Nesse tempo, teve espaço para tristeza, para a perda. Mas colocando tudo na balança, hoje, a alegria tem sido predominante para mim. É muito gratificante ver onde eu estava no início da pandemia e onde estou agora. Me vejo crescendo, me sinto muito mais madura e responsável e eu não me via assim, até pelos transtornos de ansiedade e o princípio de depressão". 

'Hoje, tenho a alegria de ver esse negócio aberto, que era um desejo meu', conta funcionária pública que se descobriu agricultora no isolamento

A pandemia fez com que a funcionária pública Rita Santana, 54, fosse ficar temporariamente na zona rural de Itajuípe, cidade onde mora, em uma pequena propriedade da família. Com a neta, além da irmã e o irmão, com quem vivia, passou a ter uma nova rotina: de contato com a terra, plantando e cuidando da roça. Esse foi o ponto de partida para que ela conseguisse montar o negócio que tanto sonhava - daí o motivo da alegria.

■ Os dados
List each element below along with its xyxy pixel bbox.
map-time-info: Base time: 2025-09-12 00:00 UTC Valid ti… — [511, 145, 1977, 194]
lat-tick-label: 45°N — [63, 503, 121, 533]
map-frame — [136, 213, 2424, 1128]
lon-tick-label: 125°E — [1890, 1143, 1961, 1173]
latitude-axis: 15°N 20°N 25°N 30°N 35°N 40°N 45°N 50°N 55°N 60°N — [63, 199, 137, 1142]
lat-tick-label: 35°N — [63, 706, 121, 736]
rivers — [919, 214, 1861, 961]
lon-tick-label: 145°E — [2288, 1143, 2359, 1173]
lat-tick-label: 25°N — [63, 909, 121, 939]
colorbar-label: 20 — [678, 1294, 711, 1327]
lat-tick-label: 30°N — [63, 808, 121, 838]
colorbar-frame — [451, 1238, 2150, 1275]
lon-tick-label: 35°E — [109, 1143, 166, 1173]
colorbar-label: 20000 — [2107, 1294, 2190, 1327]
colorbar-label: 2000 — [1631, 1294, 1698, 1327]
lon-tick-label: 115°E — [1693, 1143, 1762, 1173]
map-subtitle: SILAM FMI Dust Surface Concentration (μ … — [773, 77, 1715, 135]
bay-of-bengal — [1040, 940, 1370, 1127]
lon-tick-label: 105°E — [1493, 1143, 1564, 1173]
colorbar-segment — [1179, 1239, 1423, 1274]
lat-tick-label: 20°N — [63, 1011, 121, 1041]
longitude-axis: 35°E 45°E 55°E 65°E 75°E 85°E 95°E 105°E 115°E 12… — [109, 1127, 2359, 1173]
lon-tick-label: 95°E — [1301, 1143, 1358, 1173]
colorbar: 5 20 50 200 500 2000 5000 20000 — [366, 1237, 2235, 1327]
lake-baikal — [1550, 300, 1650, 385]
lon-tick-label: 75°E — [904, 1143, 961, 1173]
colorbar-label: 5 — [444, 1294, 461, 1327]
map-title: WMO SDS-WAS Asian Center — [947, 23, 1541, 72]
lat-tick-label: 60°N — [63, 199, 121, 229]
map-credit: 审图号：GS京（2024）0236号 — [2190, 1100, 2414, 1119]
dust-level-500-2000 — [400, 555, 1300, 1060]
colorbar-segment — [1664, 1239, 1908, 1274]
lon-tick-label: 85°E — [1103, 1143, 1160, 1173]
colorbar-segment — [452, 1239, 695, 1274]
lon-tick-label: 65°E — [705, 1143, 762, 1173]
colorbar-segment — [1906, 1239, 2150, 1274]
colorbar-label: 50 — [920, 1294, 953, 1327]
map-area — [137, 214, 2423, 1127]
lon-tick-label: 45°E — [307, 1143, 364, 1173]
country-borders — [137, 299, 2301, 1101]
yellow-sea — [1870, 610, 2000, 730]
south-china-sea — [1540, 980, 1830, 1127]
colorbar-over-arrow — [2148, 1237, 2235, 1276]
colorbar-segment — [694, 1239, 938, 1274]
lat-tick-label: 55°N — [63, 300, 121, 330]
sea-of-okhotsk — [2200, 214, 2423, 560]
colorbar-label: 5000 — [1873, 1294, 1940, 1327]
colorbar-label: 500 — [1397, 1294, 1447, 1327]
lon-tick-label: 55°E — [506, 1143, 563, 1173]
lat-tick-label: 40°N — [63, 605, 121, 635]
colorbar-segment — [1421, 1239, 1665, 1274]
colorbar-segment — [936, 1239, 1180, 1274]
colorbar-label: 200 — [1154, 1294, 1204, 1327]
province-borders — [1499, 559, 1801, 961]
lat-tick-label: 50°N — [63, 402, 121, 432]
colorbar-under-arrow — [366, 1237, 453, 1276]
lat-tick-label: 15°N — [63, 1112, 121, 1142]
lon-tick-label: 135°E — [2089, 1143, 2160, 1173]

■ Tarefa
Por favor, reescreva o trecho do texto sobre Rita Santana que começa nas palavras "A pandemia fez" e termina depois de "motivo da alegria.", trocando "roça" por "horta".

■ Resposta
A pandemia fez com que a funcionária pública Rita Santana, 54, fosse ficar temporariamente na zona rural de Itajuípe, cidade onde mora, em uma pequena propriedade da família. Com a neta, além da irmã e o irmão, com quem vivia, passou a ter uma nova rotina: de contato com a terra, plantando e cuidando da horta. Esse foi o ponto de partida para que ela conseguisse montar o negócio que tanto sonhava - daí o motivo da alegria.